## Complete the following
- A) According to the poster abstract, how many participants made up each diffusion chain in the 2020 study?
- B) In the poster abstract, rewrite everything from "Poster presentation at" down to "with one another.", swapping "communication" for "interaction".
- C) Decide whether each statement agrees with the poster abstract, answering yes or no and quoting the words that settle it: (i) The replication will be run across three international sites. (ii) The original 2020 study had 324 participants. (iii) The replication will explore whether transfer differs for fictional and factual information.

## Passage shown
Open Science in Experimental Autism Research: A replication study of information transfer within and between autistic and non-autistic people.
Poster presentation at the Edinburgh Open Research Conference 2022
Information sharing depends on successful communication. Because autism is clinically defined by social communication deficits, autistic people may be expected to be less effective at sharing information, particularly with one another.
In 2020, we published a paper indicating that it is the mismatch between autistic and non-autistic people, rather than autism itself, that degrades information sharing. We used an experimental diffusion chain methodology to examine information transfer in groups of autistic people, groups of non-autistic people, and mixed groups of autistic and non-autistic people. The first participant in each group was told a story which they recounted to a second participant, who recounted it to the third participant and so on, along a “diffusion chain” of eight participants (n = 72). Retention of details within the mixed chain showed a significantly steeper decline than the autistic and mixed chains, which did not significantly differ from each other.
These results challenge the diagnostic criterion of inherent social deficits in autism, demonstrate that autistic social behaviour can include effective communication and social interaction, and suggest that social difficulties in autism are contextual rather than absolute. Although these findings have profound implications for practitioners, educators, clinicians and psychologists, pushing for dramatic change in policy and practice is premature without a replication establishing these effects as robust and meaningful. Importantly, a failure to replicate would still yield novel insights into interactions between autistic and non-autistic people that could be applied to practice across services.
We are embarking on an open-science replication of this study in a larger (n = 324) and more diverse sample, across three international sites, to determine whether these findings are replicable in new samples. We hypothesise that we will replicate the original finding, showing that social interactions are facilitated in an autistic group of participants. Our increased sample size will allow for the identification of moderating demographic factors, and potential communicative mechanisms that facilitate or impede interaction between and within diagnostic groups. Additionally, we will explore whether informing participants of the diagnostic status of participants in their chain affects information transfer and rapport, and whether transfer differs for fictional and factual information.

## Dataset content
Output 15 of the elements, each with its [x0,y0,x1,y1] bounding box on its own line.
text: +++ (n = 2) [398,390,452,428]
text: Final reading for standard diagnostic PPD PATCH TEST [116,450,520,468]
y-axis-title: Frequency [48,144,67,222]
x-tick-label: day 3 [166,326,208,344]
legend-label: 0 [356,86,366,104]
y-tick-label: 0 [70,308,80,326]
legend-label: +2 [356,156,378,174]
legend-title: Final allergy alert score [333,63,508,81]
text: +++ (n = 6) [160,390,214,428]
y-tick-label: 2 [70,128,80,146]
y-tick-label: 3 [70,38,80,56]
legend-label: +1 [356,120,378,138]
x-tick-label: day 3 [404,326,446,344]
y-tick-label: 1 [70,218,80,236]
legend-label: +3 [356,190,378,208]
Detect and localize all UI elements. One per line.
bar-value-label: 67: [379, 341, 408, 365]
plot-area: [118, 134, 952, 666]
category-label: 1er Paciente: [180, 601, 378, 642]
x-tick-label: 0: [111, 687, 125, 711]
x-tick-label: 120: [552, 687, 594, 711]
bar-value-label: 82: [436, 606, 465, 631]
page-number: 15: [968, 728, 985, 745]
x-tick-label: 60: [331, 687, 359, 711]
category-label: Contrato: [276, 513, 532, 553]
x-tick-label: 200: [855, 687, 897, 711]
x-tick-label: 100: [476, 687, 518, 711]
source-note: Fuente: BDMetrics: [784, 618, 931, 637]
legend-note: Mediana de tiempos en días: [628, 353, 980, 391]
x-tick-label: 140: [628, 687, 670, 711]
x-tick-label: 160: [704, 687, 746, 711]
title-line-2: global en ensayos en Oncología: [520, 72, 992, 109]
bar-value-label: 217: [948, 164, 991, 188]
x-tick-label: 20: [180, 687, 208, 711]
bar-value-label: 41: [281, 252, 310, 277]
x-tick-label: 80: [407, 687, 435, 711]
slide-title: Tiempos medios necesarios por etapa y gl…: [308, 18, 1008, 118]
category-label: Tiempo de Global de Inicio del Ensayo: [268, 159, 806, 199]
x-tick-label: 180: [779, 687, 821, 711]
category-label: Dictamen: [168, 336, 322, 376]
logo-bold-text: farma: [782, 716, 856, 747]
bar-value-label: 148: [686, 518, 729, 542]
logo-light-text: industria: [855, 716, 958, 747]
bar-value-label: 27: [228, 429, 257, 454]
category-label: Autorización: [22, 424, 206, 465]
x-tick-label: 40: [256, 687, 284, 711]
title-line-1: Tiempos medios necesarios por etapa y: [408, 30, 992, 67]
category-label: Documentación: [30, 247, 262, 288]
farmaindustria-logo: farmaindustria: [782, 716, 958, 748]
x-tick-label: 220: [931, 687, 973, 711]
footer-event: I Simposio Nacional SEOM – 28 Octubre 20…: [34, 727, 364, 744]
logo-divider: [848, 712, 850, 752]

## Your responses
- A) Eight participants.

- B)
Poster presentation at the Edinburgh Open Research Conference 2022
Information sharing depends on successful interaction. Because autism is clinically defined by social interaction deficits, autistic people may be expected to be less effective at sharing information, particularly with one another.

- C)
(i) Yes: "across three international sites"
(ii) No: "along a “diffusion chain” of eight participants (n = 72)"
(iii) Yes: "whether transfer differs for fictional and factual information"